Goal:
Copy every line from the data below in which the string "title" can be found.

·····

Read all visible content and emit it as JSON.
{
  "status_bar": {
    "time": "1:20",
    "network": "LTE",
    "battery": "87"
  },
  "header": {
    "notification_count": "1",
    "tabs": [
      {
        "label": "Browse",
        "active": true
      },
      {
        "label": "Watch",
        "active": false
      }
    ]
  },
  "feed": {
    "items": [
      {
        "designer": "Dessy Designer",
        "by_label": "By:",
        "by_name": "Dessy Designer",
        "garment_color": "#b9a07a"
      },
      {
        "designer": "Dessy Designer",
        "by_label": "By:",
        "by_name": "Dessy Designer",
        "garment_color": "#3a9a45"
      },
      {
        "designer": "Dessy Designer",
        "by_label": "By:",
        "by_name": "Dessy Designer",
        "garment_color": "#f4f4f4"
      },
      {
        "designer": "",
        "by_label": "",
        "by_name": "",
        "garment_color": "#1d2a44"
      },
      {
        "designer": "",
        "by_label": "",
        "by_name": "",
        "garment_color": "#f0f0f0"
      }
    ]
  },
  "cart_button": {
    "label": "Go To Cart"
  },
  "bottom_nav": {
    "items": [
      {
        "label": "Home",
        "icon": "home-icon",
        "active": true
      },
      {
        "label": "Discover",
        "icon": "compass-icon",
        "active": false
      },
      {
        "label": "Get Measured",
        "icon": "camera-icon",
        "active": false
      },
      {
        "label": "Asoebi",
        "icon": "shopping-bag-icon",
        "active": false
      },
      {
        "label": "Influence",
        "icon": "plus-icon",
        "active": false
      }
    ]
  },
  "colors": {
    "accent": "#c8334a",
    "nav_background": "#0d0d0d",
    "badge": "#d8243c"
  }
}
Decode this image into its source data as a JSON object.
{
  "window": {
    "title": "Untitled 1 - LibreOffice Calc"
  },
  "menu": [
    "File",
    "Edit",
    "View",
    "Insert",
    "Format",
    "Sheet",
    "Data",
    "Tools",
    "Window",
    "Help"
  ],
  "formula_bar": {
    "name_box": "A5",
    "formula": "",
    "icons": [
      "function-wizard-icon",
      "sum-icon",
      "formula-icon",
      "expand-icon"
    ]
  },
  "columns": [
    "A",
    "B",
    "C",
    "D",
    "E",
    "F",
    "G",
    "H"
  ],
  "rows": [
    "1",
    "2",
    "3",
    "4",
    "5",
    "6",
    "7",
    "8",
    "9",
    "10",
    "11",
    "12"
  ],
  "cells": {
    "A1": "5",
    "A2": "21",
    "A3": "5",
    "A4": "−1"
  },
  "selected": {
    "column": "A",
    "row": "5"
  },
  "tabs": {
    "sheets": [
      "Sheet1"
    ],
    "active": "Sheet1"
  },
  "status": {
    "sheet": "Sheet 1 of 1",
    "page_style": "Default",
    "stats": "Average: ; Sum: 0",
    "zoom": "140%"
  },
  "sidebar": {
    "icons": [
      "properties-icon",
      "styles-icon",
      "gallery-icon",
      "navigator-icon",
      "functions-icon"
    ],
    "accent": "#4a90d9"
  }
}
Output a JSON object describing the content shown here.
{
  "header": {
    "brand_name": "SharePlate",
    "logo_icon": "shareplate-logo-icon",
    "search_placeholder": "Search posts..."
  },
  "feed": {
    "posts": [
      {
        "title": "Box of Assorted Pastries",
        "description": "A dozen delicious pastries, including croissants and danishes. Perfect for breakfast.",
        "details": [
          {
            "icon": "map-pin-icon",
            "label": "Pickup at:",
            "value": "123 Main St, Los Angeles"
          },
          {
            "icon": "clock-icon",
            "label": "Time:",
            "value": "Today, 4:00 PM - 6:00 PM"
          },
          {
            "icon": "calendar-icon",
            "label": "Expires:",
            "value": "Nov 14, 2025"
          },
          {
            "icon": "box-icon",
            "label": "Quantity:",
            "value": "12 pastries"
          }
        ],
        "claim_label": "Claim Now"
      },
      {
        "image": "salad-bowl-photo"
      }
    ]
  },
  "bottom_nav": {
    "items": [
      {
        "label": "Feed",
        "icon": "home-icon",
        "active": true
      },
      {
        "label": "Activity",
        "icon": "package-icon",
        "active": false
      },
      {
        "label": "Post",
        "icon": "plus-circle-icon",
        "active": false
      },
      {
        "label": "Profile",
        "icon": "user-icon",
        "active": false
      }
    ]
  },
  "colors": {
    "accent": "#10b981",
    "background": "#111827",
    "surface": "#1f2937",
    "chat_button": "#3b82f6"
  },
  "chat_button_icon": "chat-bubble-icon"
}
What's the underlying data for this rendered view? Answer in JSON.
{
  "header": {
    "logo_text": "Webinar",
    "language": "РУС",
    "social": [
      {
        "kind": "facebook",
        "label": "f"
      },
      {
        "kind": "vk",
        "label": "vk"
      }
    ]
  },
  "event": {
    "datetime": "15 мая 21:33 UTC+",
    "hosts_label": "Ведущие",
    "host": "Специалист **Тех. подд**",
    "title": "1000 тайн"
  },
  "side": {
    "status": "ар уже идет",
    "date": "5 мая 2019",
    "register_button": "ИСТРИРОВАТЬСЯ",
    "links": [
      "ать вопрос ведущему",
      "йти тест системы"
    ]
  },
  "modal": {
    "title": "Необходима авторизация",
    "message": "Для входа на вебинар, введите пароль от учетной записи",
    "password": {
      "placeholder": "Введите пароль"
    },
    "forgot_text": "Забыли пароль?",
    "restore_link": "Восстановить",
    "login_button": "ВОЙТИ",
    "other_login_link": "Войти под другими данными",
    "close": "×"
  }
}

·····

Exercise response:
    "title": "Untitled 1 - LibreOffice Calc"
        "title": "Box of Assorted Pastries",
    "title": "1000 тайн"
    "title": "Необходима авторизация",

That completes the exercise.